● WHAT THE EXERCISE ASKS: Return the full listing exactly as it is written.

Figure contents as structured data
□ □ □ □
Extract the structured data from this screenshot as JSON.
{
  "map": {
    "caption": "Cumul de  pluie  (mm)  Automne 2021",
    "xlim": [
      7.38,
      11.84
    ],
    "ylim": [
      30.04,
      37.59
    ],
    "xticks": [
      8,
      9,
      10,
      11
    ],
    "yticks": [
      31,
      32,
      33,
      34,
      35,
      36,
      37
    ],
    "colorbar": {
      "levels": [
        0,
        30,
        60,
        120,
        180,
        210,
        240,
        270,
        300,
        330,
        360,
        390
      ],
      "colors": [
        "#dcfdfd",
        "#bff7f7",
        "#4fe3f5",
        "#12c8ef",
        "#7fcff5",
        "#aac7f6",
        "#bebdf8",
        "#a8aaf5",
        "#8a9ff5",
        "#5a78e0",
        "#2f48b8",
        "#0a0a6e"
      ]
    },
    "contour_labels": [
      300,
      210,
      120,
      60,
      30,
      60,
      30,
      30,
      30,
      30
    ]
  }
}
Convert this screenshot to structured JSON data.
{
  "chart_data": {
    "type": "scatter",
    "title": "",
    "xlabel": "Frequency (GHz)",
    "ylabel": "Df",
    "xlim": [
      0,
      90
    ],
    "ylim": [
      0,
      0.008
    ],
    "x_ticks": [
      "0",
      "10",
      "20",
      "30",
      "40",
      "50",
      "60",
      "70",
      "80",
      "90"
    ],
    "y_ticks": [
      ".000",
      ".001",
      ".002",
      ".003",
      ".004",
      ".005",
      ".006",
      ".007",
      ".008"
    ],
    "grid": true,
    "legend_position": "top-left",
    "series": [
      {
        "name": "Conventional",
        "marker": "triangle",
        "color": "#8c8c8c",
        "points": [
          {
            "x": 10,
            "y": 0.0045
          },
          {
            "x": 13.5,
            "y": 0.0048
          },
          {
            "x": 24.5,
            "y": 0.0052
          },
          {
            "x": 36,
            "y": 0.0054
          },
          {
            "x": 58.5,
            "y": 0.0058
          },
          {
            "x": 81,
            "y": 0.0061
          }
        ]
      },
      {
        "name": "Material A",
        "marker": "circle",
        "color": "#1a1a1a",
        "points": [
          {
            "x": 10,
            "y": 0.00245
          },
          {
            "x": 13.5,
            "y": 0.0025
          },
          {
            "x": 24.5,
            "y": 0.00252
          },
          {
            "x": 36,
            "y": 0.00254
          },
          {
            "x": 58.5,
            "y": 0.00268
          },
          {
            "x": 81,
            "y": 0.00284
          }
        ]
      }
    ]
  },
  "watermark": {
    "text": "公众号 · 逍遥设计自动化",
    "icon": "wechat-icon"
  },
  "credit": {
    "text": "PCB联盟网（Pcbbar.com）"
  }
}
□ □ □ □
● EXPECTED ANSWER:
Extract the structured data from this screenshot as JSON.
{
  "map": {
    "caption": "Cumul de  pluie  (mm)  Automne 2021",
    "xlim": [
      7.38,
      11.84
    ],
    "ylim": [
      30.04,
      37.59
    ],
    "xticks": [
      8,
      9,
      10,
      11
    ],
    "yticks": [
      31,
      32,
      33,
      34,
      35,
      36,
      37
    ],
    "colorbar": {
      "levels": [
        0,
        30,
        60,
        120,
        180,
        210,
        240,
        270,
        300,
        330,
        360,
        390
      ],
      "colors": [
        "#dcfdfd",
        "#bff7f7",
        "#4fe3f5",
        "#12c8ef",
        "#7fcff5",
        "#aac7f6",
        "#bebdf8",
        "#a8aaf5",
        "#8a9ff5",
        "#5a78e0",
        "#2f48b8",
        "#0a0a6e"
      ]
    },
    "contour_labels": [
      300,
      210,
      120,
      60,
      30,
      60,
      30,
      30,
      30,
      30
    ]
  }
}
Convert this screenshot to structured JSON data.
{
  "chart_data": {
    "type": "scatter",
    "title": "",
    "xlabel": "Frequency (GHz)",
    "ylabel": "Df",
    "xlim": [
      0,
      90
    ],
    "ylim": [
      0,
      0.008
    ],
    "x_ticks": [
      "0",
      "10",
      "20",
      "30",
      "40",
      "50",
      "60",
      "70",
      "80",
      "90"
    ],
    "y_ticks": [
      ".000",
      ".001",
      ".002",
      ".003",
      ".004",
      ".005",
      ".006",
      ".007",
      ".008"
    ],
    "grid": true,
    "legend_position": "top-left",
    "series": [
      {
        "name": "Conventional",
        "marker": "triangle",
        "color": "#8c8c8c",
        "points": [
          {
            "x": 10,
            "y": 0.0045
          },
          {
            "x": 13.5,
            "y": 0.0048
          },
          {
            "x": 24.5,
            "y": 0.0052
          },
          {
            "x": 36,
            "y": 0.0054
          },
          {
            "x": 58.5,
            "y": 0.0058
          },
          {
            "x": 81,
            "y": 0.0061
          }
        ]
      },
      {
        "name": "Material A",
        "marker": "circle",
        "color": "#1a1a1a",
        "points": [
          {
            "x": 10,
            "y": 0.00245
          },
          {
            "x": 13.5,
            "y": 0.0025
          },
          {
            "x": 24.5,
            "y": 0.00252
          },
          {
            "x": 36,
            "y": 0.00254
          },
          {
            "x": 58.5,
            "y": 0.00268
          },
          {
            "x": 81,
            "y": 0.00284
          }
        ]
      }
    ]
  },
  "watermark": {
    "text": "公众号 · 逍遥设计自动化",
    "icon": "wechat-icon"
  },
  "credit": {
    "text": "PCB联盟网（Pcbbar.com）"
  }
}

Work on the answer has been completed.